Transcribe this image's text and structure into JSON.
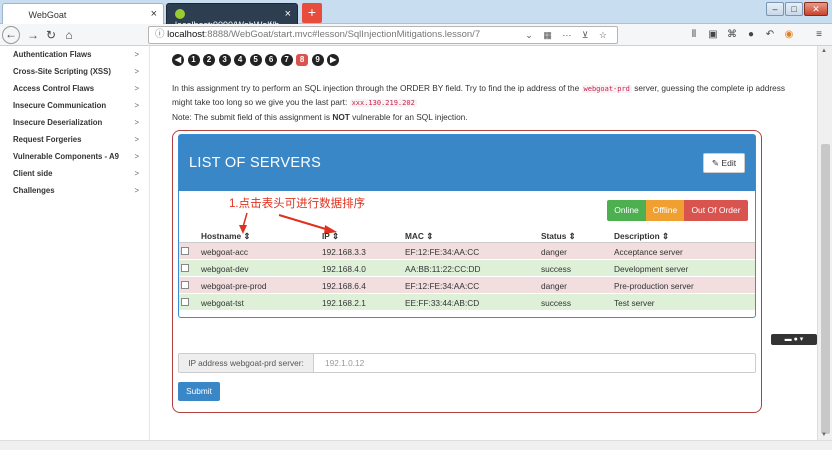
{
  "browser": {
    "tabs": [
      {
        "label": "WebGoat"
      },
      {
        "label": "localhost:9090/WebWolf/h..."
      }
    ],
    "new_tab": "+",
    "url_host": "localhost",
    "url_rest": ":8888/WebGoat/start.mvc#lesson/SqlInjectionMitigations.lesson/7",
    "url_icons": "⌄ ▦ ⋯ ⊻ ☆"
  },
  "sidebar": {
    "items": [
      {
        "label": "Authentication Flaws"
      },
      {
        "label": "Cross-Site Scripting (XSS)"
      },
      {
        "label": "Access Control Flaws"
      },
      {
        "label": "Insecure Communication"
      },
      {
        "label": "Insecure Deserialization"
      },
      {
        "label": "Request Forgeries"
      },
      {
        "label": "Vulnerable Components - A9"
      },
      {
        "label": "Client side"
      },
      {
        "label": "Challenges"
      }
    ],
    "chevron": ">"
  },
  "pagination": {
    "pages": [
      "1",
      "2",
      "3",
      "4",
      "5",
      "6",
      "7",
      "8",
      "9"
    ],
    "current": "8"
  },
  "lesson": {
    "instruction_part1": "In this assignment try to perform an SQL injection through the ORDER BY field. Try to find the ip address of the ",
    "instruction_code1": "webgoat-prd",
    "instruction_part2": " server, guessing the complete ip address might take too long so we give you the last part: ",
    "instruction_code2": "xxx.130.219.202",
    "note_prefix": "Note: The submit field of this assignment is ",
    "note_bold": "NOT",
    "note_suffix": " vulnerable for an SQL injection."
  },
  "panel": {
    "title": "LIST OF SERVERS",
    "edit_label": "Edit",
    "annotation": "1.点击表头可进行数据排序",
    "legend": {
      "online": "Online",
      "offline": "Offline",
      "out_of_order": "Out Of Order"
    }
  },
  "table": {
    "headers": {
      "hostname": "Hostname ⇕",
      "ip": "IP ⇕",
      "mac": "MAC ⇕",
      "status": "Status ⇕",
      "description": "Description ⇕"
    },
    "rows": [
      {
        "hostname": "webgoat-acc",
        "ip": "192.168.3.3",
        "mac": "EF:12:FE:34:AA:CC",
        "status": "danger",
        "description": "Acceptance server"
      },
      {
        "hostname": "webgoat-dev",
        "ip": "192.168.4.0",
        "mac": "AA:BB:11:22:CC:DD",
        "status": "success",
        "description": "Development server"
      },
      {
        "hostname": "webgoat-pre-prod",
        "ip": "192.168.6.4",
        "mac": "EF:12:FE:34:AA:CC",
        "status": "danger",
        "description": "Pre-production server"
      },
      {
        "hostname": "webgoat-tst",
        "ip": "192.168.2.1",
        "mac": "EE:FF:33:44:AB:CD",
        "status": "success",
        "description": "Test server"
      }
    ]
  },
  "form": {
    "ip_label": "IP address webgoat-prd server:",
    "ip_value": "192.1.0.12",
    "submit_label": "Submit"
  },
  "colors": {
    "panel_header": "#3a87c8",
    "danger_row": "#f2dede",
    "success_row": "#dff0d8",
    "online": "#4caf50",
    "offline": "#f0a030",
    "out_of_order": "#d9534f",
    "annotation": "#e0301e"
  }
}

**Task:**
From the entries above, copy every line containing the word "description".

**Written answer:**
      "description": "Description ⇕"
        "description": "Acceptance server"
        "description": "Development server"
        "description": "Pre-production server"
        "description": "Test server"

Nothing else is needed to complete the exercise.